"""

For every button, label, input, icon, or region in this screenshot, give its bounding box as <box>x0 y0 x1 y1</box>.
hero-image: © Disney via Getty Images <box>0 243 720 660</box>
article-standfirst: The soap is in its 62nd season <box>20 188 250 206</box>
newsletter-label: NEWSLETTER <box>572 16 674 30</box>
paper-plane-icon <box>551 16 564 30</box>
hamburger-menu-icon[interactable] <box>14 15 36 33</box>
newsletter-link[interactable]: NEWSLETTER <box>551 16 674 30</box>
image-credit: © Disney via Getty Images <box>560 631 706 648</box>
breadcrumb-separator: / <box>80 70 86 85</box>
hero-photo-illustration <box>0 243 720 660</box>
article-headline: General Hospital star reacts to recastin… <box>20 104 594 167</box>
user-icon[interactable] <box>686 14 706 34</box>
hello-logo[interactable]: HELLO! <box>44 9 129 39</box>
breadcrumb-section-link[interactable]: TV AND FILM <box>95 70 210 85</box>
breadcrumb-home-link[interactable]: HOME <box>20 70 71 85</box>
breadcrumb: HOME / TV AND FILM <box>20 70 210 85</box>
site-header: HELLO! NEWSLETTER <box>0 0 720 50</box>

"""

- [Your instructions] Rewrite all of the material above, replacing every "interactable" with "clickable" and leaving everything else unchanged.

- [Correct result]
For every button, label, input, icon, or region in this screenshot, give its bounding box as <box>x0 y0 x1 y1</box>.
hero-image: © Disney via Getty Images <box>0 243 720 660</box>
article-standfirst: The soap is in its 62nd season <box>20 188 250 206</box>
newsletter-label: NEWSLETTER <box>572 16 674 30</box>
paper-plane-icon <box>551 16 564 30</box>
hamburger-menu-icon[clickable] <box>14 15 36 33</box>
newsletter-link[clickable]: NEWSLETTER <box>551 16 674 30</box>
image-credit: © Disney via Getty Images <box>560 631 706 648</box>
breadcrumb-separator: / <box>80 70 86 85</box>
hero-photo-illustration <box>0 243 720 660</box>
article-headline: General Hospital star reacts to recastin… <box>20 104 594 167</box>
user-icon[clickable] <box>686 14 706 34</box>
hello-logo[clickable]: HELLO! <box>44 9 129 39</box>
breadcrumb-section-link[clickable]: TV AND FILM <box>95 70 210 85</box>
breadcrumb-home-link[clickable]: HOME <box>20 70 71 85</box>
breadcrumb: HOME / TV AND FILM <box>20 70 210 85</box>
site-header: HELLO! NEWSLETTER <box>0 0 720 50</box>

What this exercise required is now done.